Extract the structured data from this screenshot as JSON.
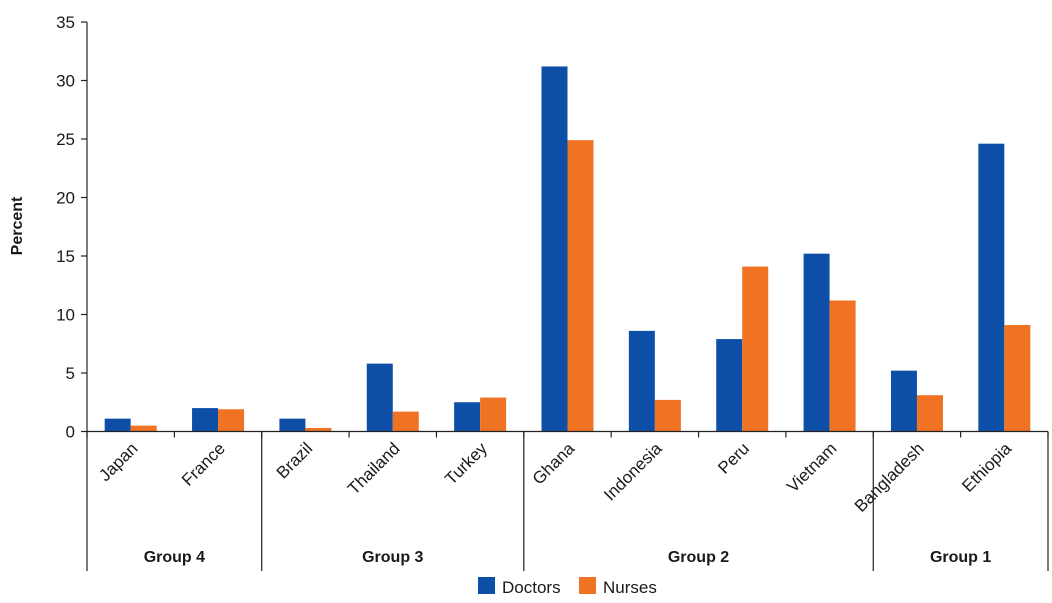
{
  "chart_data": {
    "type": "bar",
    "title": "",
    "xlabel": "",
    "ylabel": "Percent",
    "ylim": [
      0,
      35
    ],
    "yticks": [
      0,
      5,
      10,
      15,
      20,
      25,
      30,
      35
    ],
    "categories": [
      "Japan",
      "France",
      "Brazil",
      "Thailand",
      "Turkey",
      "Ghana",
      "Indonesia",
      "Peru",
      "Vietnam",
      "Bangladesh",
      "Ethiopia"
    ],
    "groups": [
      {
        "name": "Group 4",
        "categories": [
          "Japan",
          "France"
        ]
      },
      {
        "name": "Group 3",
        "categories": [
          "Brazil",
          "Thailand",
          "Turkey"
        ]
      },
      {
        "name": "Group 2",
        "categories": [
          "Ghana",
          "Indonesia",
          "Peru",
          "Vietnam"
        ]
      },
      {
        "name": "Group 1",
        "categories": [
          "Bangladesh",
          "Ethiopia"
        ]
      }
    ],
    "series": [
      {
        "name": "Doctors",
        "color": "#0d4ea6",
        "values": [
          1.1,
          2.0,
          1.1,
          5.8,
          2.5,
          31.2,
          8.6,
          7.9,
          15.2,
          5.2,
          24.6
        ]
      },
      {
        "name": "Nurses",
        "color": "#f07323",
        "values": [
          0.5,
          1.9,
          0.3,
          1.7,
          2.9,
          24.9,
          2.7,
          14.1,
          11.2,
          3.1,
          9.1
        ]
      }
    ],
    "legend_position": "bottom-center",
    "grid": false
  }
}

--------

The material above holds pictures; copy everything else in it exactly.

Extract the structured data from this screenshot as JSON.
{
  "chart_data": {
    "type": "bar",
    "title": "",
    "xlabel": "",
    "ylabel": "Percent",
    "ylim": [
      0,
      35
    ],
    "yticks": [
      0,
      5,
      10,
      15,
      20,
      25,
      30,
      35
    ],
    "categories": [
      "Japan",
      "France",
      "Brazil",
      "Thailand",
      "Turkey",
      "Ghana",
      "Indonesia",
      "Peru",
      "Vietnam",
      "Bangladesh",
      "Ethiopia"
    ],
    "groups": [
      {
        "name": "Group 4",
        "categories": [
          "Japan",
          "France"
        ]
      },
      {
        "name": "Group 3",
        "categories": [
          "Brazil",
          "Thailand",
          "Turkey"
        ]
      },
      {
        "name": "Group 2",
        "categories": [
          "Ghana",
          "Indonesia",
          "Peru",
          "Vietnam"
        ]
      },
      {
        "name": "Group 1",
        "categories": [
          "Bangladesh",
          "Ethiopia"
        ]
      }
    ],
    "series": [
      {
        "name": "Doctors",
        "color": "#0d4ea6",
        "values": [
          1.1,
          2.0,
          1.1,
          5.8,
          2.5,
          31.2,
          8.6,
          7.9,
          15.2,
          5.2,
          24.6
        ]
      },
      {
        "name": "Nurses",
        "color": "#f07323",
        "values": [
          0.5,
          1.9,
          0.3,
          1.7,
          2.9,
          24.9,
          2.7,
          14.1,
          11.2,
          3.1,
          9.1
        ]
      }
    ],
    "legend_position": "bottom-center",
    "grid": false
  }
}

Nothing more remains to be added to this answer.